DATA RECORDS.

::::

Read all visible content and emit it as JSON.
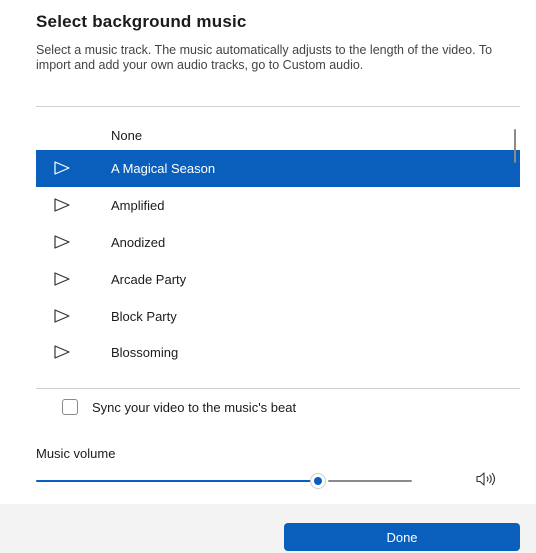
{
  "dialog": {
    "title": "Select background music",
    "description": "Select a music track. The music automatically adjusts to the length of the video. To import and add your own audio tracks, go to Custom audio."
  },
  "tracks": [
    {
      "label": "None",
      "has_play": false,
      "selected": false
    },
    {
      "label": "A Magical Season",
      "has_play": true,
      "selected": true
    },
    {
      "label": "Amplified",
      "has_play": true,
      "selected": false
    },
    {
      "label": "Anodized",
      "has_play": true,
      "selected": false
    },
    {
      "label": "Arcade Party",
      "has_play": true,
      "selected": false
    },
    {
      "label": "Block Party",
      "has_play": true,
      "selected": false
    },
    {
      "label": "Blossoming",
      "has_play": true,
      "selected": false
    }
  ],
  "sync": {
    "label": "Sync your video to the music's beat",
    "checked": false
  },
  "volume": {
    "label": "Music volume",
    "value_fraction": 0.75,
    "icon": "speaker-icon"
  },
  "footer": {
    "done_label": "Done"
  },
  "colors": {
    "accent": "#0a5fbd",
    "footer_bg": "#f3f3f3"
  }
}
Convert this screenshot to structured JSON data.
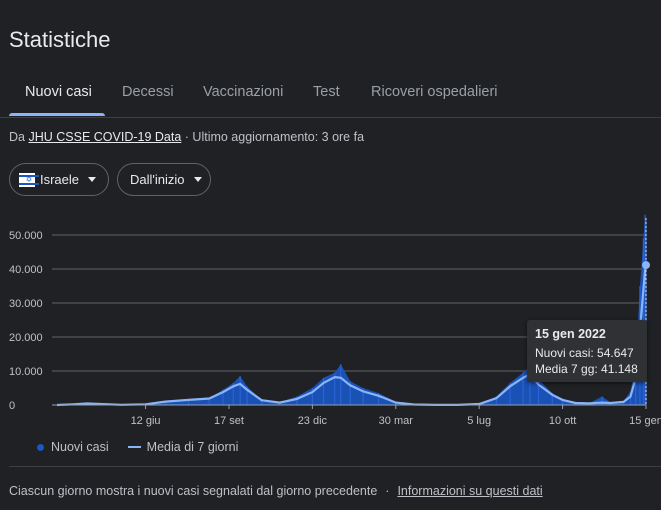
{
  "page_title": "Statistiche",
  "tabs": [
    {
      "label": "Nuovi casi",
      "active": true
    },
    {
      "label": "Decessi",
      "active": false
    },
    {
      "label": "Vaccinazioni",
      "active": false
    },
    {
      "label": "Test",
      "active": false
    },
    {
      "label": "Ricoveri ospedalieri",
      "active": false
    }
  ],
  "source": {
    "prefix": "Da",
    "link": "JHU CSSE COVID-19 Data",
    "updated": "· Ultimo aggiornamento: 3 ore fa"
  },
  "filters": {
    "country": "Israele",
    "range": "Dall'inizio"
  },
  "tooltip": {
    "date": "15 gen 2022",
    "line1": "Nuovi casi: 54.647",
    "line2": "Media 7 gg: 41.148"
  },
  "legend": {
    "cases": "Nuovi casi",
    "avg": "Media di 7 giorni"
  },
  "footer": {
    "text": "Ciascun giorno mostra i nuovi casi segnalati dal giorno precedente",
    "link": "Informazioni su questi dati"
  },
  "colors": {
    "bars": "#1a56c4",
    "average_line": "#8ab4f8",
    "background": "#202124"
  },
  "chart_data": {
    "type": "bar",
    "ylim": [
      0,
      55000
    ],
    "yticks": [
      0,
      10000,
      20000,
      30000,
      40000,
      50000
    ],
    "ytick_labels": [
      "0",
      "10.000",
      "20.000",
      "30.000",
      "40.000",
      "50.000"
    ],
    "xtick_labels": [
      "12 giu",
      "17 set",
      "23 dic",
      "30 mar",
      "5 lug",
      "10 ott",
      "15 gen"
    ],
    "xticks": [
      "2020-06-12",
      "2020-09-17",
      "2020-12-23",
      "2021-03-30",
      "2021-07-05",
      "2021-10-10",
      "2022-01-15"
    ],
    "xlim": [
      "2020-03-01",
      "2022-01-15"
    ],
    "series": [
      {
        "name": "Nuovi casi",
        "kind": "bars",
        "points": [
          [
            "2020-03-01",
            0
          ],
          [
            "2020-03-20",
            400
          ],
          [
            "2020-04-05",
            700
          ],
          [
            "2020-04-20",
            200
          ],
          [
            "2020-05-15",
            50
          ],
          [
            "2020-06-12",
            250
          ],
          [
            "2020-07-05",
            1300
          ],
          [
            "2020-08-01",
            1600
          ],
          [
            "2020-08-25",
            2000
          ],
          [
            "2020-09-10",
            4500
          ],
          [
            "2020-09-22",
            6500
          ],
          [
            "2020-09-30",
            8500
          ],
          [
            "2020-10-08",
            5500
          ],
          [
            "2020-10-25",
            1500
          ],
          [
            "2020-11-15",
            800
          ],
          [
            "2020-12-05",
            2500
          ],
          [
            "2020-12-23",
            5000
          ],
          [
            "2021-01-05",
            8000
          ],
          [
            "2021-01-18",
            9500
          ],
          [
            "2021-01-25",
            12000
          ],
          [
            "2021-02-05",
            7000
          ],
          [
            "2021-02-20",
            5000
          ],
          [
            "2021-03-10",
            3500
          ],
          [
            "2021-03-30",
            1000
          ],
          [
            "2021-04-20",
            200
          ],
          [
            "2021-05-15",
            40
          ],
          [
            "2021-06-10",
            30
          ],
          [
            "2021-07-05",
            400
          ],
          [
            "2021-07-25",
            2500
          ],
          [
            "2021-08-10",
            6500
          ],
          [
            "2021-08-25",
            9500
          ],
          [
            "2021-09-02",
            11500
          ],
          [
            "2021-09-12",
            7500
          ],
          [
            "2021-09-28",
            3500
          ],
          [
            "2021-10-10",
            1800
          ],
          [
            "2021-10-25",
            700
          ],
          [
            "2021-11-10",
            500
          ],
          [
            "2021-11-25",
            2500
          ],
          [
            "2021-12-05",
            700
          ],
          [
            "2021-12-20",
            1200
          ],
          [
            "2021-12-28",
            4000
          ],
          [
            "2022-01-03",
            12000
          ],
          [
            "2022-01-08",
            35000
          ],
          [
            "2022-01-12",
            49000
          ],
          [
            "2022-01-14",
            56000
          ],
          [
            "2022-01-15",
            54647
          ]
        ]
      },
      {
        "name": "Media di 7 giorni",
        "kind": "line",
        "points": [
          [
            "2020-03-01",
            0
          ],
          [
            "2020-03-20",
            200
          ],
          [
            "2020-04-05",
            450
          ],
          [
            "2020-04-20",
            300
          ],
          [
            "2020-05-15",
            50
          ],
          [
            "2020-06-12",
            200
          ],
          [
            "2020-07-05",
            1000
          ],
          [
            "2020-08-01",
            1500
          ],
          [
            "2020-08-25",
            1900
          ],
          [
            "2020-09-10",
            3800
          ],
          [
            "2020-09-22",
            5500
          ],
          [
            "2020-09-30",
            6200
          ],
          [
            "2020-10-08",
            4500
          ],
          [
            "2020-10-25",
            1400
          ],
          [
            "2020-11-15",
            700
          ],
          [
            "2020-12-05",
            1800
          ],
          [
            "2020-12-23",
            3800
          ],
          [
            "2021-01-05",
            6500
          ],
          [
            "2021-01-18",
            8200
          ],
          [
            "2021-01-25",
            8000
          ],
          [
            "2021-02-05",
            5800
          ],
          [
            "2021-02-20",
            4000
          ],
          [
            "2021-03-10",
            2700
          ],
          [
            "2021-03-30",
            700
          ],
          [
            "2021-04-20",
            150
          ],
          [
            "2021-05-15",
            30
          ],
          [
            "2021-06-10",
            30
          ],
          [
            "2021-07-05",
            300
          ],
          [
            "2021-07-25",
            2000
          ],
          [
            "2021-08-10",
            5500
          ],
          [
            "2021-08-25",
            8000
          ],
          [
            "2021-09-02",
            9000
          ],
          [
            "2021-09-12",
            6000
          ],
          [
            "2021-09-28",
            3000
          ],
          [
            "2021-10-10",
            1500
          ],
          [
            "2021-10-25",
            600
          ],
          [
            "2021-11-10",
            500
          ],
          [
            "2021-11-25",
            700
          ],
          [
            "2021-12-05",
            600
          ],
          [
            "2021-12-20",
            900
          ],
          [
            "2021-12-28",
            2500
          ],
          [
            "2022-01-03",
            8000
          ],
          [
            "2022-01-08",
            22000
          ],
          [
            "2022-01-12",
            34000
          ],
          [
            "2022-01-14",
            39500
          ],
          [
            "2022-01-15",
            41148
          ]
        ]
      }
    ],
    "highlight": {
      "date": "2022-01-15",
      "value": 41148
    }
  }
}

::::

WHAT THE TASK REQUIRES. Leave the pictures out and reproduce all of the records exactly.

WORKED SOLUTION.
Read all visible content and emit it as JSON.
{
  "dialog": {
    "title": "Select background music",
    "description": "Select a music track. The music automatically adjusts to the length of the video. To import and add your own audio tracks, go to Custom audio."
  },
  "tracks": [
    {
      "label": "None",
      "has_play": false,
      "selected": false
    },
    {
      "label": "A Magical Season",
      "has_play": true,
      "selected": true
    },
    {
      "label": "Amplified",
      "has_play": true,
      "selected": false
    },
    {
      "label": "Anodized",
      "has_play": true,
      "selected": false
    },
    {
      "label": "Arcade Party",
      "has_play": true,
      "selected": false
    },
    {
      "label": "Block Party",
      "has_play": true,
      "selected": false
    },
    {
      "label": "Blossoming",
      "has_play": true,
      "selected": false
    }
  ],
  "sync": {
    "label": "Sync your video to the music's beat",
    "checked": false
  },
  "volume": {
    "label": "Music volume",
    "value_fraction": 0.75,
    "icon": "speaker-icon"
  },
  "footer": {
    "done_label": "Done"
  },
  "colors": {
    "accent": "#0a5fbd",
    "footer_bg": "#f3f3f3"
  }
}
Convert this screenshot to structured JSON data.
{
  "page_title": "Statistiche",
  "tabs": [
    {
      "label": "Nuovi casi",
      "active": true
    },
    {
      "label": "Decessi",
      "active": false
    },
    {
      "label": "Vaccinazioni",
      "active": false
    },
    {
      "label": "Test",
      "active": false
    },
    {
      "label": "Ricoveri ospedalieri",
      "active": false
    }
  ],
  "source": {
    "prefix": "Da",
    "link": "JHU CSSE COVID-19 Data",
    "updated": "· Ultimo aggiornamento: 3 ore fa"
  },
  "filters": {
    "country": "Israele",
    "range": "Dall'inizio"
  },
  "tooltip": {
    "date": "15 gen 2022",
    "line1": "Nuovi casi: 54.647",
    "line2": "Media 7 gg: 41.148"
  },
  "legend": {
    "cases": "Nuovi casi",
    "avg": "Media di 7 giorni"
  },
  "footer": {
    "text": "Ciascun giorno mostra i nuovi casi segnalati dal giorno precedente",
    "link": "Informazioni su questi dati"
  },
  "colors": {
    "bars": "#1a56c4",
    "average_line": "#8ab4f8",
    "background": "#202124"
  },
  "chart_data": {
    "type": "bar",
    "ylim": [
      0,
      55000
    ],
    "yticks": [
      0,
      10000,
      20000,
      30000,
      40000,
      50000
    ],
    "ytick_labels": [
      "0",
      "10.000",
      "20.000",
      "30.000",
      "40.000",
      "50.000"
    ],
    "xtick_labels": [
      "12 giu",
      "17 set",
      "23 dic",
      "30 mar",
      "5 lug",
      "10 ott",
      "15 gen"
    ],
    "xticks": [
      "2020-06-12",
      "2020-09-17",
      "2020-12-23",
      "2021-03-30",
      "2021-07-05",
      "2021-10-10",
      "2022-01-15"
    ],
    "xlim": [
      "2020-03-01",
      "2022-01-15"
    ],
    "series": [
      {
        "name": "Nuovi casi",
        "kind": "bars",
        "points": [
          [
            "2020-03-01",
            0
          ],
          [
            "2020-03-20",
            400
          ],
          [
            "2020-04-05",
            700
          ],
          [
            "2020-04-20",
            200
          ],
          [
            "2020-05-15",
            50
          ],
          [
            "2020-06-12",
            250
          ],
          [
            "2020-07-05",
            1300
          ],
          [
            "2020-08-01",
            1600
          ],
          [
            "2020-08-25",
            2000
          ],
          [
            "2020-09-10",
            4500
          ],
          [
            "2020-09-22",
            6500
          ],
          [
            "2020-09-30",
            8500
          ],
          [
            "2020-10-08",
            5500
          ],
          [
            "2020-10-25",
            1500
          ],
          [
            "2020-11-15",
            800
          ],
          [
            "2020-12-05",
            2500
          ],
          [
            "2020-12-23",
            5000
          ],
          [
            "2021-01-05",
            8000
          ],
          [
            "2021-01-18",
            9500
          ],
          [
            "2021-01-25",
            12000
          ],
          [
            "2021-02-05",
            7000
          ],
          [
            "2021-02-20",
            5000
          ],
          [
            "2021-03-10",
            3500
          ],
          [
            "2021-03-30",
            1000
          ],
          [
            "2021-04-20",
            200
          ],
          [
            "2021-05-15",
            40
          ],
          [
            "2021-06-10",
            30
          ],
          [
            "2021-07-05",
            400
          ],
          [
            "2021-07-25",
            2500
          ],
          [
            "2021-08-10",
            6500
          ],
          [
            "2021-08-25",
            9500
          ],
          [
            "2021-09-02",
            11500
          ],
          [
            "2021-09-12",
            7500
          ],
          [
            "2021-09-28",
            3500
          ],
          [
            "2021-10-10",
            1800
          ],
          [
            "2021-10-25",
            700
          ],
          [
            "2021-11-10",
            500
          ],
          [
            "2021-11-25",
            2500
          ],
          [
            "2021-12-05",
            700
          ],
          [
            "2021-12-20",
            1200
          ],
          [
            "2021-12-28",
            4000
          ],
          [
            "2022-01-03",
            12000
          ],
          [
            "2022-01-08",
            35000
          ],
          [
            "2022-01-12",
            49000
          ],
          [
            "2022-01-14",
            56000
          ],
          [
            "2022-01-15",
            54647
          ]
        ]
      },
      {
        "name": "Media di 7 giorni",
        "kind": "line",
        "points": [
          [
            "2020-03-01",
            0
          ],
          [
            "2020-03-20",
            200
          ],
          [
            "2020-04-05",
            450
          ],
          [
            "2020-04-20",
            300
          ],
          [
            "2020-05-15",
            50
          ],
          [
            "2020-06-12",
            200
          ],
          [
            "2020-07-05",
            1000
          ],
          [
            "2020-08-01",
            1500
          ],
          [
            "2020-08-25",
            1900
          ],
          [
            "2020-09-10",
            3800
          ],
          [
            "2020-09-22",
            5500
          ],
          [
            "2020-09-30",
            6200
          ],
          [
            "2020-10-08",
            4500
          ],
          [
            "2020-10-25",
            1400
          ],
          [
            "2020-11-15",
            700
          ],
          [
            "2020-12-05",
            1800
          ],
          [
            "2020-12-23",
            3800
          ],
          [
            "2021-01-05",
            6500
          ],
          [
            "2021-01-18",
            8200
          ],
          [
            "2021-01-25",
            8000
          ],
          [
            "2021-02-05",
            5800
          ],
          [
            "2021-02-20",
            4000
          ],
          [
            "2021-03-10",
            2700
          ],
          [
            "2021-03-30",
            700
          ],
          [
            "2021-04-20",
            150
          ],
          [
            "2021-05-15",
            30
          ],
          [
            "2021-06-10",
            30
          ],
          [
            "2021-07-05",
            300
          ],
          [
            "2021-07-25",
            2000
          ],
          [
            "2021-08-10",
            5500
          ],
          [
            "2021-08-25",
            8000
          ],
          [
            "2021-09-02",
            9000
          ],
          [
            "2021-09-12",
            6000
          ],
          [
            "2021-09-28",
            3000
          ],
          [
            "2021-10-10",
            1500
          ],
          [
            "2021-10-25",
            600
          ],
          [
            "2021-11-10",
            500
          ],
          [
            "2021-11-25",
            700
          ],
          [
            "2021-12-05",
            600
          ],
          [
            "2021-12-20",
            900
          ],
          [
            "2021-12-28",
            2500
          ],
          [
            "2022-01-03",
            8000
          ],
          [
            "2022-01-08",
            22000
          ],
          [
            "2022-01-12",
            34000
          ],
          [
            "2022-01-14",
            39500
          ],
          [
            "2022-01-15",
            41148
          ]
        ]
      }
    ],
    "highlight": {
      "date": "2022-01-15",
      "value": 41148
    }
  }
}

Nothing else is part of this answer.